Start of Supplied information

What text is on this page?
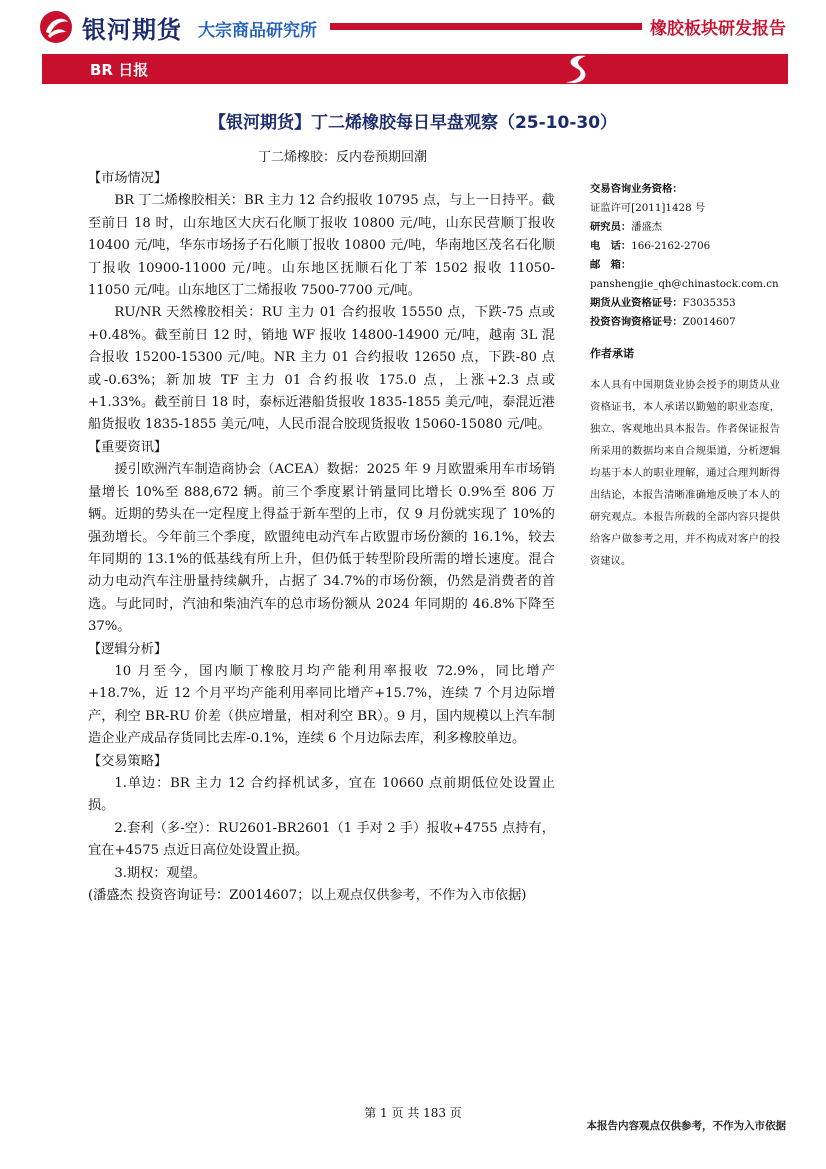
银河期货 大宗商品研究所	橡胶板块研发报告
BR 日报
【银河期货】丁二烯橡胶每日早盘观察（25-10-30）
丁二烯橡胶：反内卷预期回潮

【市场情况】

BR 丁二烯橡胶相关：BR 主力 12 合约报收 10795 点，与上一日持平。截至前日 18 时，山东地区大庆石化顺丁报收 10800 元/吨，山东民营顺丁报收 10400 元/吨，华东市场扬子石化顺丁报收 10800 元/吨，华南地区茂名石化顺丁报收 10900-11000 元/吨。山东地区抚顺石化丁苯 1502 报收 11050-11050 元/吨。山东地区丁二烯报收 7500-7700 元/吨。

RU/NR 天然橡胶相关：RU 主力 01 合约报收 15550 点，下跌-75 点或+0.48%。截至前日 12 时，销地 WF 报收 14800-14900 元/吨，越南 3L 混合报收 15200-15300 元/吨。NR 主力 01 合约报收 12650 点，下跌-80 点或-0.63%；新加坡 TF 主力 01 合约报收 175.0 点，上涨+2.3 点或+1.33%。截至前日 18 时，泰标近港船货报收 1835-1855 美元/吨，泰混近港船货报收 1835-1855 美元/吨，人民币混合胶现货报收 15060-15080 元/吨。

【重要资讯】

援引欧洲汽车制造商协会（ACEA）数据：2025 年 9 月欧盟乘用车市场销量增长 10%至 888,672 辆。前三个季度累计销量同比增长 0.9%至 806 万辆。近期的势头在一定程度上得益于新车型的上市，仅 9 月份就实现了 10%的强劲增长。今年前三个季度，欧盟纯电动汽车占欧盟市场份额的 16.1%，较去年同期的 13.1%的低基线有所上升，但仍低于转型阶段所需的增长速度。混合动力电动汽车注册量持续飙升，占据了 34.7%的市场份额，仍然是消费者的首选。与此同时，汽油和柴油汽车的总市场份额从 2024 年同期的 46.8%下降至 37%。

【逻辑分析】

10 月至今，国内顺丁橡胶月均产能利用率报收 72.9%，同比增产+18.7%，近 12 个月平均产能利用率同比增产+15.7%，连续 7 个月边际增产，利空 BR-RU 价差（供应增量，相对利空 BR）。9 月，国内规模以上汽车制造企业产成品存货同比去库-0.1%，连续 6 个月边际去库，利多橡胶单边。

【交易策略】

1.单边：BR 主力 12 合约择机试多，宜在 10660 点前期低位处设置止损。

2.套利（多-空）：RU2601-BR2601（1 手对 2 手）报收+4755 点持有，宜在+4575 点近日高位处设置止损。

3.期权：观望。

(潘盛杰 投资咨询证号：Z0014607；以上观点仅供参考，不作为入市依据)

交易咨询业务资格：

证监许可[2011]1428 号

研究员：潘盛杰

电　话：166-2162-2706

邮　箱：

panshengjie_qh@chinastock.com.cn

期货从业资格证号：F3035353

投资咨询资格证号：Z0014607

作者承诺

本人具有中国期货业协会授予的期货从业资格证书，本人承诺以勤勉的职业态度，独立、客观地出具本报告。作者保证报告所采用的数据均来自合规渠道，分析逻辑均基于本人的职业理解，通过合理判断得出结论，本报告清晰准确地反映了本人的研究观点。本报告所载的全部内容只提供给客户做参考之用，并不构成对客户的投资建议。

第 1 页 共 183 页
本报告内容观点仅供参考，不作为入市依据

End of Supplied information

▸ **Aim**:
Reproduce the material in its entirety and word for word, without the pictures.

▸ **Response**:
What text is on this page?
银河期货 大宗商品研究所	橡胶板块研发报告
BR 日报
【银河期货】丁二烯橡胶每日早盘观察（25-10-30）
丁二烯橡胶：反内卷预期回潮

【市场情况】

BR 丁二烯橡胶相关：BR 主力 12 合约报收 10795 点，与上一日持平。截至前日 18 时，山东地区大庆石化顺丁报收 10800 元/吨，山东民营顺丁报收 10400 元/吨，华东市场扬子石化顺丁报收 10800 元/吨，华南地区茂名石化顺丁报收 10900-11000 元/吨。山东地区抚顺石化丁苯 1502 报收 11050-11050 元/吨。山东地区丁二烯报收 7500-7700 元/吨。

RU/NR 天然橡胶相关：RU 主力 01 合约报收 15550 点，下跌-75 点或+0.48%。截至前日 12 时，销地 WF 报收 14800-14900 元/吨，越南 3L 混合报收 15200-15300 元/吨。NR 主力 01 合约报收 12650 点，下跌-80 点或-0.63%；新加坡 TF 主力 01 合约报收 175.0 点，上涨+2.3 点或+1.33%。截至前日 18 时，泰标近港船货报收 1835-1855 美元/吨，泰混近港船货报收 1835-1855 美元/吨，人民币混合胶现货报收 15060-15080 元/吨。

【重要资讯】

援引欧洲汽车制造商协会（ACEA）数据：2025 年 9 月欧盟乘用车市场销量增长 10%至 888,672 辆。前三个季度累计销量同比增长 0.9%至 806 万辆。近期的势头在一定程度上得益于新车型的上市，仅 9 月份就实现了 10%的强劲增长。今年前三个季度，欧盟纯电动汽车占欧盟市场份额的 16.1%，较去年同期的 13.1%的低基线有所上升，但仍低于转型阶段所需的增长速度。混合动力电动汽车注册量持续飙升，占据了 34.7%的市场份额，仍然是消费者的首选。与此同时，汽油和柴油汽车的总市场份额从 2024 年同期的 46.8%下降至 37%。

【逻辑分析】

10 月至今，国内顺丁橡胶月均产能利用率报收 72.9%，同比增产+18.7%，近 12 个月平均产能利用率同比增产+15.7%，连续 7 个月边际增产，利空 BR-RU 价差（供应增量，相对利空 BR）。9 月，国内规模以上汽车制造企业产成品存货同比去库-0.1%，连续 6 个月边际去库，利多橡胶单边。

【交易策略】

1.单边：BR 主力 12 合约择机试多，宜在 10660 点前期低位处设置止损。

2.套利（多-空）：RU2601-BR2601（1 手对 2 手）报收+4755 点持有，宜在+4575 点近日高位处设置止损。

3.期权：观望。

(潘盛杰 投资咨询证号：Z0014607；以上观点仅供参考，不作为入市依据)

交易咨询业务资格：

证监许可[2011]1428 号

研究员：潘盛杰

电　话：166-2162-2706

邮　箱：

panshengjie_qh@chinastock.com.cn

期货从业资格证号：F3035353

投资咨询资格证号：Z0014607

作者承诺

本人具有中国期货业协会授予的期货从业资格证书，本人承诺以勤勉的职业态度，独立、客观地出具本报告。作者保证报告所采用的数据均来自合规渠道，分析逻辑均基于本人的职业理解，通过合理判断得出结论，本报告清晰准确地反映了本人的研究观点。本报告所载的全部内容只提供给客户做参考之用，并不构成对客户的投资建议。

第 1 页 共 183 页
本报告内容观点仅供参考，不作为入市依据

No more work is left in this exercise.